§ **EXERCICE**: Dans le texte sur la famille Lanciaux, recopiez le passage qui s'ouvre sur les mots « La discrimination pour » et se clôt sur « sociale) : un rêve ! », en y remplaçant « café » par « thé ».

§ **TEXTE PRÉSENTÉ**:
La discrimination pour origine sociale, Gaétane et Jacques Lanciaux peuvent en témoigner.

« Venez chez nous, on prendra le café », avait dit Gaétane, militante Quart Monde et membre du Mouvement depuis sept ans. Chez Gaétane et Jacques Lanciaux et leur dernier fils, c’est au bout de l’impasse, dans une ruelle à Jeumont (Nord), une ville marquée par la désindustrialisation. Un petit appartement à l’étage, trop humide, mal isolé, que Jacques a trouvé lui-même auprès d’un propriétaire particulier, faute de mieux.

Liste noire

Être « mieux logés », cela aurait été pour eux une HLM ou un logement du Pact (réseau national qui réhabilite des logements dans un but de mixité sociale) : un rêve !
« Mais ce n’est pas pour nous, on est “grillés” », dit Gaétane. « Jugés et condamnés avant même d’avoir été entendus », ajoute Jacques. Ils sont sur la liste « noire » de ceux qui n’ont droit à rien. En attente d’un logement depuis 2003. « Pas solvables… »

« Ce qui me choque le plus, c’est le regard des gens. Qui reconnaît notre valeur ? Je voudrais qu’il y ait une loi pour empêcher les gens de nous mépriser. Je voudrais que notre courage soit reconnu. Ils ne voient pas tout le boulot qu’on fait », estime Gaétane Lanciaux (photo Pascal Percq).
« Ce qui me choque le plus, c’est le regard des gens. Qui reconnaît notre valeur ? Je voudrais qu’il y ait une loi pour empêcher les gens de nous mépriser. Je voudrais que notre courage soit reconnu. Ils ne voient pas tout le boulot qu’on fait », estime Gaétane Lanciaux (photo Pascal Percq).

Ce n’est pas faux, mais ce n’est pas un argument suffisant aux yeux du ménage. « Si tous ceux qui sont au RSA n’ont pas droit aux HLM… cela ferait du monde à la rue ». Les ressources du couple sont minces : 630 euros de RSA pour trois et un loyer de 600 euros, payé à moitié par 300 euros d’allocation : il leur reste pour vivre un peu plus de trois euros par jour et par personne. Jacques est prêt pour n’importe quel emploi. Mais le travail est rare du côté de Jeumont. Il tient un manège d’auto-tamponneuses lors des Ducasses (fêtes locales dans les villages du Nord-Pas-de-Calais), à 30 euros par jour. Gaétane suit des formations et milite au Collectif du refus de la misère et à ATD Quart Monde. « Je viens de participer à une co-formation à Beauvais avec des travailleurs sociaux », dit-elle avec fierté.

§ **LIGNES**:

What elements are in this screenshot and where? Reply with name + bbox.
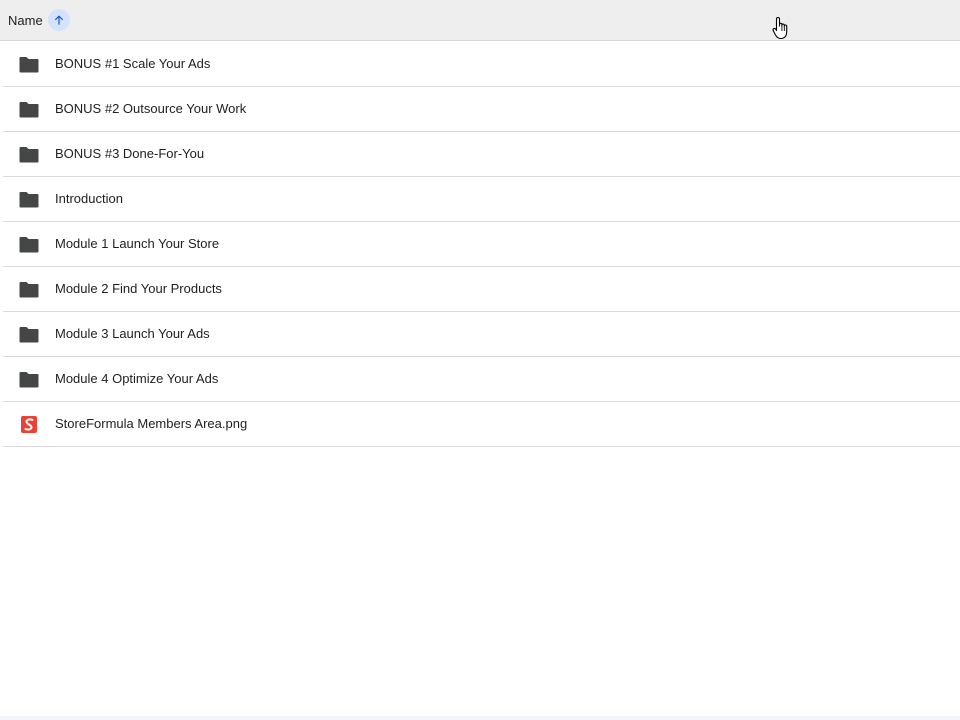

--

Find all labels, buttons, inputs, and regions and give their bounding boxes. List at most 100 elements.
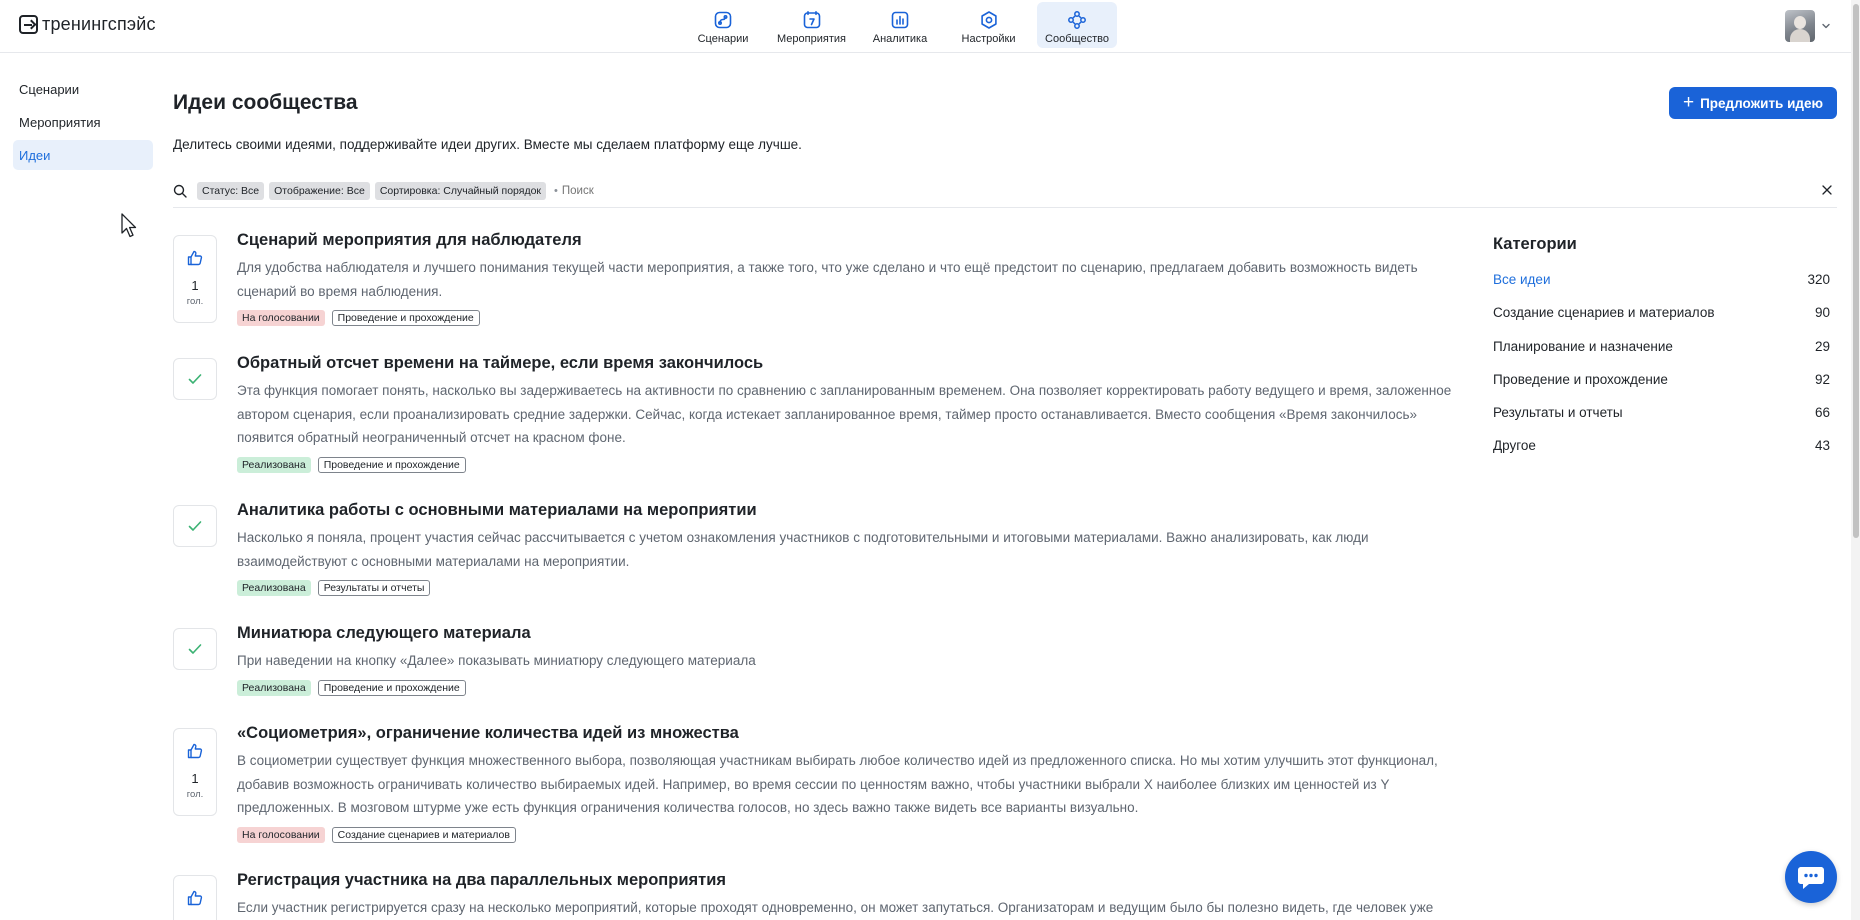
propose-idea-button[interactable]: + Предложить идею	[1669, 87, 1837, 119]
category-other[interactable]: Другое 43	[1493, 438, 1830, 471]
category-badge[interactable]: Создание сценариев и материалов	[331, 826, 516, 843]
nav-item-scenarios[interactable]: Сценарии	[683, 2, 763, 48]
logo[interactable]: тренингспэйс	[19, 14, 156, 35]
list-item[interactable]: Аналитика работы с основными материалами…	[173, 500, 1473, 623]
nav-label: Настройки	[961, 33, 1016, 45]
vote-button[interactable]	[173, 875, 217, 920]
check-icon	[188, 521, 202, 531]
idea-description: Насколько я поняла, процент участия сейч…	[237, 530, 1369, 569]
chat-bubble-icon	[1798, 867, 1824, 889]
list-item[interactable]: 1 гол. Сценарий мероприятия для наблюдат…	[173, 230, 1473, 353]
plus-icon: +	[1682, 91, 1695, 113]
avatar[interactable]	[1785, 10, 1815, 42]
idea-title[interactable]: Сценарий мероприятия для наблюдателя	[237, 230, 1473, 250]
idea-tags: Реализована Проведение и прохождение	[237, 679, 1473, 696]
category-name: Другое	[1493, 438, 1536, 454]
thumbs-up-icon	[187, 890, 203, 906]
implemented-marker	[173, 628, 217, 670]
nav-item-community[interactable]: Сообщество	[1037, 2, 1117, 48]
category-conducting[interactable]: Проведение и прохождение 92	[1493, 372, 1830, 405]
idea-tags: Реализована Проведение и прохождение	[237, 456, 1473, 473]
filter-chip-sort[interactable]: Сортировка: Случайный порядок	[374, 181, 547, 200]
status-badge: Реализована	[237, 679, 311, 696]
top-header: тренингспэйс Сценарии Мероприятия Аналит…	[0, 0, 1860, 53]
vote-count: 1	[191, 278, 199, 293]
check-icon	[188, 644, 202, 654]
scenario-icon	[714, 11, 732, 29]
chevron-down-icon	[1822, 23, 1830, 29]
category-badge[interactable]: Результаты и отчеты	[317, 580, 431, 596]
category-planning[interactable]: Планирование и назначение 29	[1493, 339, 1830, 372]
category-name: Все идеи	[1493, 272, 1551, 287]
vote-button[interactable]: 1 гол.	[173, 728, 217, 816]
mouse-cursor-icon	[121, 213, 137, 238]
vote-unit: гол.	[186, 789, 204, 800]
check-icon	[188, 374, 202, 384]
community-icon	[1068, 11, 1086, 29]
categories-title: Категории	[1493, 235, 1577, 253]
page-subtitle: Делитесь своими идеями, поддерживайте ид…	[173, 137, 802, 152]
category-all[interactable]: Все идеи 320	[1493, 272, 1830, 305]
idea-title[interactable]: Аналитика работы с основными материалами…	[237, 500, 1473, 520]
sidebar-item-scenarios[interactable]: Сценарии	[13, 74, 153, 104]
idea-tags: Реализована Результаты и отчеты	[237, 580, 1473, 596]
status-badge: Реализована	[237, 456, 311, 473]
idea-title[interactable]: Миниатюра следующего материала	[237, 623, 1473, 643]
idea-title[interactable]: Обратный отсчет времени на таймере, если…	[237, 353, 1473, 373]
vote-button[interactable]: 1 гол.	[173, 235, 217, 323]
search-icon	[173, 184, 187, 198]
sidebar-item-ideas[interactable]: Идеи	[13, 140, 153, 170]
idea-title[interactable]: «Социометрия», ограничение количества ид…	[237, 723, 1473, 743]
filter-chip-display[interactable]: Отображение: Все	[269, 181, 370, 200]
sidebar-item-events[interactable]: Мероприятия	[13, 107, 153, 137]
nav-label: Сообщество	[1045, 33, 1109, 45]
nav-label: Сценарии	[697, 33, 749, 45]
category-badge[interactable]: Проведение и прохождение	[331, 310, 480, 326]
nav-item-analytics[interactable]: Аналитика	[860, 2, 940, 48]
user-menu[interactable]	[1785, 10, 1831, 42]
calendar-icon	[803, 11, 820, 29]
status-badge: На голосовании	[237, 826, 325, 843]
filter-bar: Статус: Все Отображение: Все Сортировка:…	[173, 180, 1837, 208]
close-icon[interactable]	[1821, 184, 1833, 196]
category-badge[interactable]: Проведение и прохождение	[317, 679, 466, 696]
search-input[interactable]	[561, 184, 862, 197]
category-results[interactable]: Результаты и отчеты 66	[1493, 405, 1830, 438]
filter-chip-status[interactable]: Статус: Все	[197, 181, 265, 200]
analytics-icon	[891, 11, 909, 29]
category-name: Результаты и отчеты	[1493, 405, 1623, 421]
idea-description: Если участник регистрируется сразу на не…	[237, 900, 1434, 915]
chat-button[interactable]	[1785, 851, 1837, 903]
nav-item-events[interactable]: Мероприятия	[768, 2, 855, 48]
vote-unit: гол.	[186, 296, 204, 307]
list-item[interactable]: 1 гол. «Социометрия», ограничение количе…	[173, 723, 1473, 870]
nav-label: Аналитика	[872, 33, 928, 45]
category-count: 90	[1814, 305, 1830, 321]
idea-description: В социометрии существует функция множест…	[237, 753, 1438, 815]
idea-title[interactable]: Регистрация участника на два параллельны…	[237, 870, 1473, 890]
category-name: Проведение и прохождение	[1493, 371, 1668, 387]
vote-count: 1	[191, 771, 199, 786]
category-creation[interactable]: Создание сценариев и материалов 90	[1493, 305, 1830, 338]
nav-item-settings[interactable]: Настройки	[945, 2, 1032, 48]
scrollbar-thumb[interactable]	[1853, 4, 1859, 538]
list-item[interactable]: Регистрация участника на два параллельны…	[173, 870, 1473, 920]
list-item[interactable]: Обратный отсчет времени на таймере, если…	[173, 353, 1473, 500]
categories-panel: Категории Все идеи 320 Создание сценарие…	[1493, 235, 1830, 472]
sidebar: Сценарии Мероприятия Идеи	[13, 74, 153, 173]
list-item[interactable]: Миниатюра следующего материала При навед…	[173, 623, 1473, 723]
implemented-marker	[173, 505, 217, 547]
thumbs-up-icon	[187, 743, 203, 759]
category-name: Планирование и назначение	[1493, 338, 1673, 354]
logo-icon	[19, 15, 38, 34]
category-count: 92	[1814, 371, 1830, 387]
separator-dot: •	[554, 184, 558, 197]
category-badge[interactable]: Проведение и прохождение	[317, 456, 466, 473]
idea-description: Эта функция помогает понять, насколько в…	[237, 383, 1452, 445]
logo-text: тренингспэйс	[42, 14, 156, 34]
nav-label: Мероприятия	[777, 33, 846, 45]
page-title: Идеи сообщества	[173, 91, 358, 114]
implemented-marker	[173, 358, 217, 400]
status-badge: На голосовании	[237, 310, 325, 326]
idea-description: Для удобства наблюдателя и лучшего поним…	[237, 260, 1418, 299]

§ **RÉSULTAT OBTENU**:
La discrimination pour origine sociale, Gaétane et Jacques Lanciaux peuvent en témoigner.

« Venez chez nous, on prendra le thé », avait dit Gaétane, militante Quart Monde et membre du Mouvement depuis sept ans. Chez Gaétane et Jacques Lanciaux et leur dernier fils, c’est au bout de l’impasse, dans une ruelle à Jeumont (Nord), une ville marquée par la désindustrialisation. Un petit appartement à l’étage, trop humide, mal isolé, que Jacques a trouvé lui-même auprès d’un propriétaire particulier, faute de mieux.

Liste noire

Être « mieux logés », cela aurait été pour eux une HLM ou un logement du Pact (réseau national qui réhabilite des logements dans un but de mixité sociale) : un rêve !